*Instruction*: Return all of the data exactly as written, without the pictures.

*Records*:
"""

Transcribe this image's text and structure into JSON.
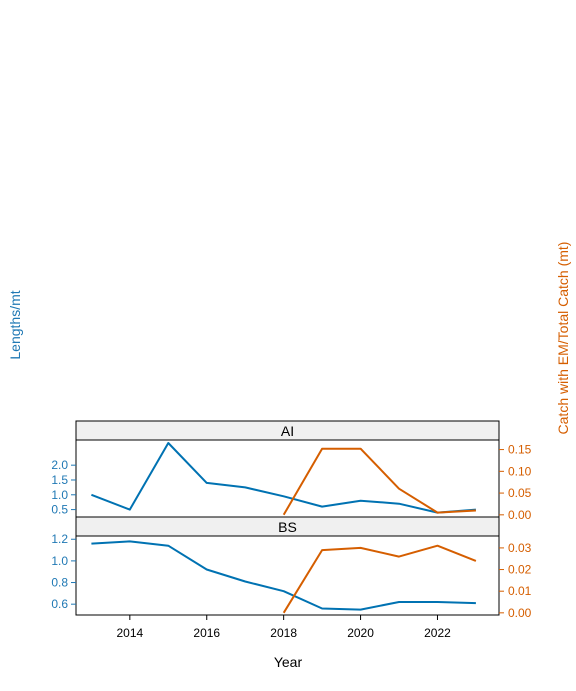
{
  "colors": {
    "left_axis": "#1f78b4",
    "right_axis": "#d55e00",
    "blue_series": "#0072b2",
    "orange_series": "#d55e00",
    "strip_bg": "#f0f0f0"
  },
  "axis_titles": {
    "x": "Year",
    "y_left": "Lengths/mt",
    "y_right": "Catch with EM/Total Catch (mt)"
  },
  "chart_data": [
    {
      "type": "line",
      "panel": "AI",
      "x": [
        2013,
        2014,
        2015,
        2016,
        2017,
        2018,
        2019,
        2020,
        2021,
        2022,
        2023
      ],
      "xlim": [
        2012.6,
        2023.6
      ],
      "x_ticks": [
        "2014",
        "2016",
        "2018",
        "2020",
        "2022"
      ],
      "left_axis": {
        "label": "Lengths/mt",
        "ylim": [
          0.25,
          2.85
        ],
        "ticks": [
          "0.5",
          "1.0",
          "1.5",
          "2.0"
        ]
      },
      "right_axis": {
        "label": "Catch with EM/Total Catch (mt)",
        "ylim": [
          -0.005,
          0.172
        ],
        "ticks": [
          "0.00",
          "0.05",
          "0.10",
          "0.15"
        ]
      },
      "series": [
        {
          "axis": "left",
          "x": [
            2013,
            2014,
            2015,
            2016,
            2017,
            2018,
            2019,
            2020,
            2021,
            2022,
            2023
          ],
          "values": [
            1.0,
            0.5,
            2.75,
            1.4,
            1.25,
            0.95,
            0.6,
            0.8,
            0.7,
            0.4,
            0.5
          ]
        },
        {
          "axis": "right",
          "x": [
            2018,
            2019,
            2020,
            2021,
            2022,
            2023
          ],
          "values": [
            0.0,
            0.152,
            0.152,
            0.06,
            0.005,
            0.01
          ]
        }
      ]
    },
    {
      "type": "line",
      "panel": "BS",
      "x": [
        2013,
        2014,
        2015,
        2016,
        2017,
        2018,
        2019,
        2020,
        2021,
        2022,
        2023
      ],
      "xlim": [
        2012.6,
        2023.6
      ],
      "x_ticks": [
        "2014",
        "2016",
        "2018",
        "2020",
        "2022"
      ],
      "left_axis": {
        "label": "Lengths/mt",
        "ylim": [
          0.5,
          1.23
        ],
        "ticks": [
          "0.6",
          "0.8",
          "1.0",
          "1.2"
        ]
      },
      "right_axis": {
        "label": "Catch with EM/Total Catch (mt)",
        "ylim": [
          -0.001,
          0.0355
        ],
        "ticks": [
          "0.00",
          "0.01",
          "0.02",
          "0.03"
        ]
      },
      "series": [
        {
          "axis": "left",
          "x": [
            2013,
            2014,
            2015,
            2016,
            2017,
            2018,
            2019,
            2020,
            2021,
            2022,
            2023
          ],
          "values": [
            1.16,
            1.18,
            1.14,
            0.92,
            0.81,
            0.72,
            0.56,
            0.55,
            0.62,
            0.62,
            0.61
          ]
        },
        {
          "axis": "right",
          "x": [
            2018,
            2019,
            2020,
            2021,
            2022,
            2023
          ],
          "values": [
            0.0,
            0.029,
            0.03,
            0.026,
            0.031,
            0.024
          ]
        }
      ]
    }
  ]
}
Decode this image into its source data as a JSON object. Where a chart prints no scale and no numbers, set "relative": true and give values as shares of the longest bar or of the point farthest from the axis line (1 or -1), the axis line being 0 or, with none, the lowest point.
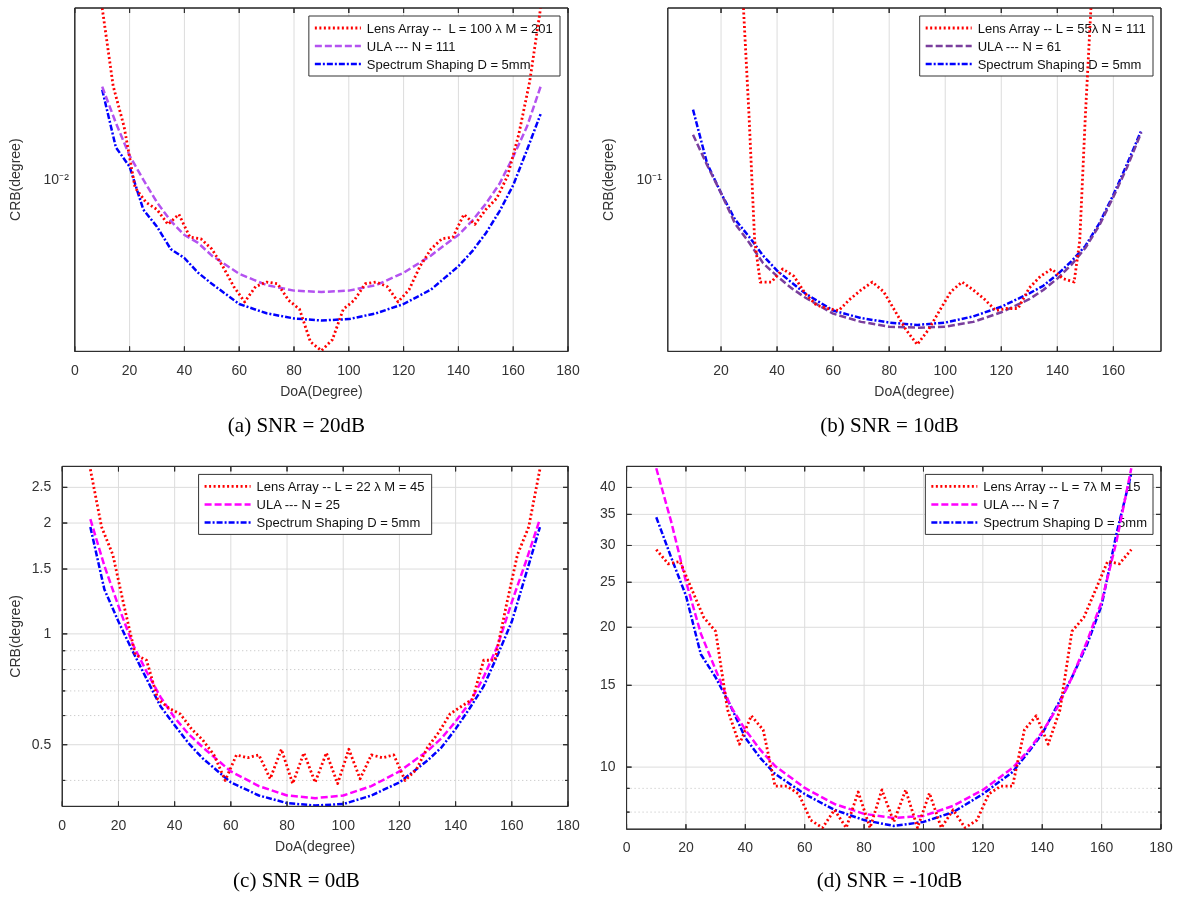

"""

*Expected answer*:
Transcribe this image's text and structure into JSON.
{
  "colors": {
    "left_axis": "#1f78b4",
    "right_axis": "#d55e00",
    "blue_series": "#0072b2",
    "orange_series": "#d55e00",
    "strip_bg": "#f0f0f0"
  },
  "axis_titles": {
    "x": "Year",
    "y_left": "Lengths/mt",
    "y_right": "Catch with EM/Total Catch (mt)"
  },
  "chart_data": [
    {
      "type": "line",
      "panel": "AI",
      "x": [
        2013,
        2014,
        2015,
        2016,
        2017,
        2018,
        2019,
        2020,
        2021,
        2022,
        2023
      ],
      "xlim": [
        2012.6,
        2023.6
      ],
      "x_ticks": [
        "2014",
        "2016",
        "2018",
        "2020",
        "2022"
      ],
      "left_axis": {
        "label": "Lengths/mt",
        "ylim": [
          0.25,
          2.85
        ],
        "ticks": [
          "0.5",
          "1.0",
          "1.5",
          "2.0"
        ]
      },
      "right_axis": {
        "label": "Catch with EM/Total Catch (mt)",
        "ylim": [
          -0.005,
          0.172
        ],
        "ticks": [
          "0.00",
          "0.05",
          "0.10",
          "0.15"
        ]
      },
      "series": [
        {
          "axis": "left",
          "x": [
            2013,
            2014,
            2015,
            2016,
            2017,
            2018,
            2019,
            2020,
            2021,
            2022,
            2023
          ],
          "values": [
            1.0,
            0.5,
            2.75,
            1.4,
            1.25,
            0.95,
            0.6,
            0.8,
            0.7,
            0.4,
            0.5
          ]
        },
        {
          "axis": "right",
          "x": [
            2018,
            2019,
            2020,
            2021,
            2022,
            2023
          ],
          "values": [
            0.0,
            0.152,
            0.152,
            0.06,
            0.005,
            0.01
          ]
        }
      ]
    },
    {
      "type": "line",
      "panel": "BS",
      "x": [
        2013,
        2014,
        2015,
        2016,
        2017,
        2018,
        2019,
        2020,
        2021,
        2022,
        2023
      ],
      "xlim": [
        2012.6,
        2023.6
      ],
      "x_ticks": [
        "2014",
        "2016",
        "2018",
        "2020",
        "2022"
      ],
      "left_axis": {
        "label": "Lengths/mt",
        "ylim": [
          0.5,
          1.23
        ],
        "ticks": [
          "0.6",
          "0.8",
          "1.0",
          "1.2"
        ]
      },
      "right_axis": {
        "label": "Catch with EM/Total Catch (mt)",
        "ylim": [
          -0.001,
          0.0355
        ],
        "ticks": [
          "0.00",
          "0.01",
          "0.02",
          "0.03"
        ]
      },
      "series": [
        {
          "axis": "left",
          "x": [
            2013,
            2014,
            2015,
            2016,
            2017,
            2018,
            2019,
            2020,
            2021,
            2022,
            2023
          ],
          "values": [
            1.16,
            1.18,
            1.14,
            0.92,
            0.81,
            0.72,
            0.56,
            0.55,
            0.62,
            0.62,
            0.61
          ]
        },
        {
          "axis": "right",
          "x": [
            2018,
            2019,
            2020,
            2021,
            2022,
            2023
          ],
          "values": [
            0.0,
            0.029,
            0.03,
            0.026,
            0.031,
            0.024
          ]
        }
      ]
    }
  ]
}
Decode this image into its source data as a JSON object. Where a chart prints no scale and no numbers, set "relative": true and give values as shares of the longest bar or of the point farthest from the axis line (1 or -1), the axis line being 0 or, with none, the lowest point.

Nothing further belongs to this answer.